**所给文本:**
========
文献类型： 中文期刊

作者： 李争 ¹ ; 卜昭阳 ² ; 卢晓冉 ² ; 李诗语 ² ; 郎需龙 ² ; 王兴龙 ² ; 吴大成 ² ;

作者机构： 1.吉林农业大学动物科技学院

2.吉林农业大学动物科技学院;军事医学科学院军事兽医研究所;吉林省人兽共患病预防与控制重点实验室;广东省农科院动物卫生研究所

关键词： 大肠埃希菌O157∶H7;多重PCR

期刊名称： 中国生物制品学杂志

ISSN： 1004-5503

年卷期： 2015 年 28 卷 09 期

页码： 956-960

收录情况： CSCD

摘要： 目的建立一种能够满足现场快速检测、完全脱离实验室仪器设备的大肠埃希菌O157∶H7多重PCR检测方法。方法利用大肠埃希菌O157∶H7抗原基因保守序列fli Ch7和rfb E设计2对引物,并对Palm PCR G1-12退火温度、循环数、引物浓度及引物最佳比例进行优化,建立微量快速检测大肠埃希菌O157∶H7的多重PCR方法,并对该方法的特异性、灵敏性、重复性进行验证。取疑似病牛粪便共9份,利用粪便DNA提取试剂盒提取DNA,按照建立的PCR方法进行扩增,扩增产物经微型电泳仪电泳检测并照相。结果确定大肠埃希菌O157∶H7 PCR的最佳退火温度为54℃,循环数为25个循环,上下游引物浓度为10μmol/L,2对引物最适比为fli Ch7∶rfb E=1∶3。大肠埃希菌O157∶H7扩增产物可见625 bp(fli Ch7)和213 bp(rfb E)的特异性片段,而大肠埃希菌(ATCC25922)、猪链球菌2型、金黄葡萄球菌、鲍氏不动杆菌、小肠耶尔森菌、单增李斯特菌、沙门菌的PCR检测结果均为阴性,最低扩增DNA浓度为10 pg/μl,重复扩增5次均可见目的条带。9份疑似病牛粪便样品中,共检测出7份大肠埃希菌O157∶H7阳性样品。结论建立了大肠埃希菌O157∶H7微量快速多重PCR检测方法,该方法特异性、灵敏性和重复性均良好,可在现场约1 h报告结果,对突发性传染病的防治具有重要意义。
========
**所给数据:**

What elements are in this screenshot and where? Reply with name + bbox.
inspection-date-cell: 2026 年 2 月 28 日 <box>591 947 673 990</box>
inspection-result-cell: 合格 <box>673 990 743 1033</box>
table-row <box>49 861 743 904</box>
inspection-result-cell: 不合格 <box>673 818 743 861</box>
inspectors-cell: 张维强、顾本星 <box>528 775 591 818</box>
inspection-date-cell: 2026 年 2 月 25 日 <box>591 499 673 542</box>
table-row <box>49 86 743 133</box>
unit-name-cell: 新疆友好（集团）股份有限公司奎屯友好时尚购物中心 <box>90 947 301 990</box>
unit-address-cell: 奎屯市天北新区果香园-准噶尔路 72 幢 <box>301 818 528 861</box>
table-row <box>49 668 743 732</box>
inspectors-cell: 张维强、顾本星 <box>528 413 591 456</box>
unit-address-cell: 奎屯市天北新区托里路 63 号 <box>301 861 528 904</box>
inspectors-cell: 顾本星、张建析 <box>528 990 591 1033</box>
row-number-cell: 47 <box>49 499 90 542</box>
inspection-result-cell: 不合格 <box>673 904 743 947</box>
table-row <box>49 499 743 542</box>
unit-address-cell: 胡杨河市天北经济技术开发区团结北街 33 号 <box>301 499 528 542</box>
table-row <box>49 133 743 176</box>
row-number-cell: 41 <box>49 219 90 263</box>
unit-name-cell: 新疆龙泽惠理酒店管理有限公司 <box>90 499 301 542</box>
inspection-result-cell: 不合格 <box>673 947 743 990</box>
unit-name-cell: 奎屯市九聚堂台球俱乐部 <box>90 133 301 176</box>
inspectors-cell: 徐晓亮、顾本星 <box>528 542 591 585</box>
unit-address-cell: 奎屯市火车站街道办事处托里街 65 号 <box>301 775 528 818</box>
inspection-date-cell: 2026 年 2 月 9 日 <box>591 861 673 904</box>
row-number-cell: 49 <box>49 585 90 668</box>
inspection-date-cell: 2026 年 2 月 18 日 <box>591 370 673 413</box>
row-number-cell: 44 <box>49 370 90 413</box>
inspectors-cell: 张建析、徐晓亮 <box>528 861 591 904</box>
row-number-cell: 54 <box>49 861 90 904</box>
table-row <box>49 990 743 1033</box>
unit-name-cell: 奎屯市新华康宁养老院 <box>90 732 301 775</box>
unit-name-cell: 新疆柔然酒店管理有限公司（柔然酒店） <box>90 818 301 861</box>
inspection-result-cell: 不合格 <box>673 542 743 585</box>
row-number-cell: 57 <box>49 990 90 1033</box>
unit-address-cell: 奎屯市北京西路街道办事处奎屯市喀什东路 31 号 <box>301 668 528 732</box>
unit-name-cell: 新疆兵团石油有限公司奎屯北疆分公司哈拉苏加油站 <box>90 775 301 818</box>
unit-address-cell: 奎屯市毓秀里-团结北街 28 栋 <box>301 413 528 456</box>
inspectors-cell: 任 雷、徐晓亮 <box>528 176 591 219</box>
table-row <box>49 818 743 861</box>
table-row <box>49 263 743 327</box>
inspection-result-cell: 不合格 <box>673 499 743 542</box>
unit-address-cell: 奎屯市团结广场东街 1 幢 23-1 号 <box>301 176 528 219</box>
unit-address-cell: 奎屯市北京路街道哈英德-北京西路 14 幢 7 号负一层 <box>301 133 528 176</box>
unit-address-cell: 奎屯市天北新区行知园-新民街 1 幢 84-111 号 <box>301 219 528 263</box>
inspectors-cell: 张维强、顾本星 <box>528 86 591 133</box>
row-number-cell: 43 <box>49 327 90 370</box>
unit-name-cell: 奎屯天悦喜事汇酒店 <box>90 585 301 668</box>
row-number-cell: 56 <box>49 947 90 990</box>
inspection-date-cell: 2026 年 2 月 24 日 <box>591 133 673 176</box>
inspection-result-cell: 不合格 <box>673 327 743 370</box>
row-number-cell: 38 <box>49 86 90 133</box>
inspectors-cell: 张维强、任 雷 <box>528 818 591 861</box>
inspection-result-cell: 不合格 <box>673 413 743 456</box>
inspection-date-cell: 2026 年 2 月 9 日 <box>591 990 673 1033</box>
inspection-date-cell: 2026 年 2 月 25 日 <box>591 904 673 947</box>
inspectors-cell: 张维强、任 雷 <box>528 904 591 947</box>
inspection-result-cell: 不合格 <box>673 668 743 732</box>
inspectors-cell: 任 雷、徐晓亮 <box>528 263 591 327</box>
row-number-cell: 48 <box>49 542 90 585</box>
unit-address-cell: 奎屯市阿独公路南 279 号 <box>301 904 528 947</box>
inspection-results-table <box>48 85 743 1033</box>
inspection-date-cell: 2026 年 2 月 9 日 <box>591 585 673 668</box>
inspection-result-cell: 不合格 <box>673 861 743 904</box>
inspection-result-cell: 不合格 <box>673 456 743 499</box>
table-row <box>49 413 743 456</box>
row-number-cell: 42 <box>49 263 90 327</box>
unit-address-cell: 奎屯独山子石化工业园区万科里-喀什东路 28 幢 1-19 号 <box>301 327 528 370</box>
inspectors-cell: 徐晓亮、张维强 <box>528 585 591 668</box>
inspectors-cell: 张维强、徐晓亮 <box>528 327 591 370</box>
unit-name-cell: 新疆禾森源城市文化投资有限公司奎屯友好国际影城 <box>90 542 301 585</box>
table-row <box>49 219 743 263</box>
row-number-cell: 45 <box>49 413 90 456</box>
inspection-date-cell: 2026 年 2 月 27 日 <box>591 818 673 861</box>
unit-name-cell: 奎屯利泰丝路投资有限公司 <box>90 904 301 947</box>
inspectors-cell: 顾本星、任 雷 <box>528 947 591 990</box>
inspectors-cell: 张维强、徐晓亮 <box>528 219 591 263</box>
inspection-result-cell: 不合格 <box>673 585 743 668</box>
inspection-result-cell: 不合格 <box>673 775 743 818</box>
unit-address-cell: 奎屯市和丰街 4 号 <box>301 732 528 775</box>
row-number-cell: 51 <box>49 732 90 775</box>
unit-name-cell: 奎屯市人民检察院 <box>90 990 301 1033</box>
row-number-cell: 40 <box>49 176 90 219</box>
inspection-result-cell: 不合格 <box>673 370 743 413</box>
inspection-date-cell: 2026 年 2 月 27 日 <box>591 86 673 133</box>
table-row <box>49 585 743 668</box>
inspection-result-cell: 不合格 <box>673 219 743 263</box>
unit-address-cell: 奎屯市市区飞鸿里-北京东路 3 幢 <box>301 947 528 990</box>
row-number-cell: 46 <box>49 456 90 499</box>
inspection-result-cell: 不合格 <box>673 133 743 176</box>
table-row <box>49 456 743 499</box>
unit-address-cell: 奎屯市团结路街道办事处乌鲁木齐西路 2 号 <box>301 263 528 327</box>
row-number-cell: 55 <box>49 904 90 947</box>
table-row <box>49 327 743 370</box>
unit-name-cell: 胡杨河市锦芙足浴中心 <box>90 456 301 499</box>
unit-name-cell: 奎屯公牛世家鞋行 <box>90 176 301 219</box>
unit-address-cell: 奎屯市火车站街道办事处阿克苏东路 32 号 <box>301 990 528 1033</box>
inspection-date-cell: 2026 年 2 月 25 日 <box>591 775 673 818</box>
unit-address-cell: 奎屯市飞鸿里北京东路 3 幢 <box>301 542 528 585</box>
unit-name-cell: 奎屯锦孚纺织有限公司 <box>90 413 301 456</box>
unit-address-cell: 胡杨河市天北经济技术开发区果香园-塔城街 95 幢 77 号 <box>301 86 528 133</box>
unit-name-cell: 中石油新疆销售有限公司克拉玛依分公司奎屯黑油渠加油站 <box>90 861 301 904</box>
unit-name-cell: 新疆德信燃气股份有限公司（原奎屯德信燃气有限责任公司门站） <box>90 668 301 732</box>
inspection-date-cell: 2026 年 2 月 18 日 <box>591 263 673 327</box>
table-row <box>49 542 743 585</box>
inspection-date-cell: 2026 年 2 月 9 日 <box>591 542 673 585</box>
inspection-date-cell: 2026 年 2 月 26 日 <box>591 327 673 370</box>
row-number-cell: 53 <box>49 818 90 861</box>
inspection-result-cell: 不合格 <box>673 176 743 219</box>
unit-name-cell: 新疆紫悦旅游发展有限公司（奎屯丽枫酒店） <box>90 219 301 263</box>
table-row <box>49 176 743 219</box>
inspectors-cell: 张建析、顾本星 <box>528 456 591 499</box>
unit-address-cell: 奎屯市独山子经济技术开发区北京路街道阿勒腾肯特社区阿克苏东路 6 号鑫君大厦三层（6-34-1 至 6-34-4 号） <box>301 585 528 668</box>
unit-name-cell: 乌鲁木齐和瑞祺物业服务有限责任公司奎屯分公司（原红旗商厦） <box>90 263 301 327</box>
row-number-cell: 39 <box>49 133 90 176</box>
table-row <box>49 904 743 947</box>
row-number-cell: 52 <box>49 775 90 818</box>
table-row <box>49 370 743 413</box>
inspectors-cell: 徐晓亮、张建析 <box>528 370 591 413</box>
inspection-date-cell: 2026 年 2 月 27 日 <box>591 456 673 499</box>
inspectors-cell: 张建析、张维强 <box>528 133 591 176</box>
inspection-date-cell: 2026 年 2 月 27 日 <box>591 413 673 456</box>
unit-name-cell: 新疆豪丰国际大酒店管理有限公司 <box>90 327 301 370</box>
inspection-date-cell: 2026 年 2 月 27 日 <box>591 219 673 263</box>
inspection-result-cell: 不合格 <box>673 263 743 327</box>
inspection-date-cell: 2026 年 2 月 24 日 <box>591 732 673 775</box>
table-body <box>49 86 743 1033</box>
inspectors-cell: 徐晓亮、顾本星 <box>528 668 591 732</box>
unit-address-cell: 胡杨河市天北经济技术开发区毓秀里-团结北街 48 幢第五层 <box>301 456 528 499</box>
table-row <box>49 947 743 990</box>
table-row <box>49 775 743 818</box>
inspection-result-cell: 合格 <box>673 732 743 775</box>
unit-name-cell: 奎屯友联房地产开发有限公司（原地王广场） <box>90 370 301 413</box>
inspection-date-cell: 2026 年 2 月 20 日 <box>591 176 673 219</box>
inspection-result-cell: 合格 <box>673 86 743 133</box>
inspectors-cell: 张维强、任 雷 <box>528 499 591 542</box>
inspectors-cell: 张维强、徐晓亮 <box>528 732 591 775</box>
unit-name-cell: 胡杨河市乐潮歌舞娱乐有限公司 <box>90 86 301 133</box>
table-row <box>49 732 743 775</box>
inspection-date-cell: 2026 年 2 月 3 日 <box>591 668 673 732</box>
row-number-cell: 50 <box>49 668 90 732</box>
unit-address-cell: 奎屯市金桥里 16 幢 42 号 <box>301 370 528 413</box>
========
**任务说明:**
- a) 根据这篇摘要，用一到三句话说明研究者设计2对引物时利用的是哪些序列。
- b) 请判断下列说法是否与这篇摘要相符，每项回答“是”或“否”，并原样引用摘要中起决定作用的文字：(i) 大肠埃希菌O157∶H7 PCR的最佳退火温度为54℃；(ii) 9份疑似病牛粪便样品全部检出大肠埃希菌O157∶H7阳性；(iii) 沙门菌的PCR检测结果为阳性。

**各题答案:**
- a) 研究者利用的是大肠埃希菌O157∶H7抗原基因的保守序列fli Ch7和rfb E。

- b)
(i) 是。“确定大肠埃希菌O157∶H7 PCR的最佳退火温度为54℃”
(ii) 否。“共检测出7份大肠埃希菌O157∶H7阳性样品”
(iii) 否。“沙门菌的PCR检测结果均为阴性”